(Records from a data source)
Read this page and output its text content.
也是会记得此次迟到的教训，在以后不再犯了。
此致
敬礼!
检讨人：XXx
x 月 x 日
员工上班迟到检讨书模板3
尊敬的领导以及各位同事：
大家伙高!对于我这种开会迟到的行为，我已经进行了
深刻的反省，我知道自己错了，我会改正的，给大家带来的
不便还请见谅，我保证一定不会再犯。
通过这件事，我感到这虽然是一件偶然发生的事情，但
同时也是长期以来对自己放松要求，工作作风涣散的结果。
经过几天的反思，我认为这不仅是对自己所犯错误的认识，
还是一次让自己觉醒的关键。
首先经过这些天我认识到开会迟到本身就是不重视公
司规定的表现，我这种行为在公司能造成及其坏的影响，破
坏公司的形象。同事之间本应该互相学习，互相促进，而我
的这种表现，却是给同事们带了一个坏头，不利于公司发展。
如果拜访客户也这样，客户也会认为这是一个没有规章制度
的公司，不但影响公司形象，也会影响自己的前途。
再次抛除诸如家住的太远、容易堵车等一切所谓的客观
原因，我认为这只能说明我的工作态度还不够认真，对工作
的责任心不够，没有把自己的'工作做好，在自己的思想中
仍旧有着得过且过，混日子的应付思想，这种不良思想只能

• [STATED PROBLEM]
All of the lines above need to be given again exactly.

• [WRITTEN ANSWER]
Read this page and output its text content.
也是会记得此次迟到的教训，在以后不再犯了。
此致
敬礼!
检讨人：XXx
x 月 x 日
员工上班迟到检讨书模板3
尊敬的领导以及各位同事：
大家伙高!对于我这种开会迟到的行为，我已经进行了
深刻的反省，我知道自己错了，我会改正的，给大家带来的
不便还请见谅，我保证一定不会再犯。
通过这件事，我感到这虽然是一件偶然发生的事情，但
同时也是长期以来对自己放松要求，工作作风涣散的结果。
经过几天的反思，我认为这不仅是对自己所犯错误的认识，
还是一次让自己觉醒的关键。
首先经过这些天我认识到开会迟到本身就是不重视公
司规定的表现，我这种行为在公司能造成及其坏的影响，破
坏公司的形象。同事之间本应该互相学习，互相促进，而我
的这种表现，却是给同事们带了一个坏头，不利于公司发展。
如果拜访客户也这样，客户也会认为这是一个没有规章制度
的公司，不但影响公司形象，也会影响自己的前途。
再次抛除诸如家住的太远、容易堵车等一切所谓的客观
原因，我认为这只能说明我的工作态度还不够认真，对工作
的责任心不够，没有把自己的'工作做好，在自己的思想中
仍旧有着得过且过，混日子的应付思想，这种不良思想只能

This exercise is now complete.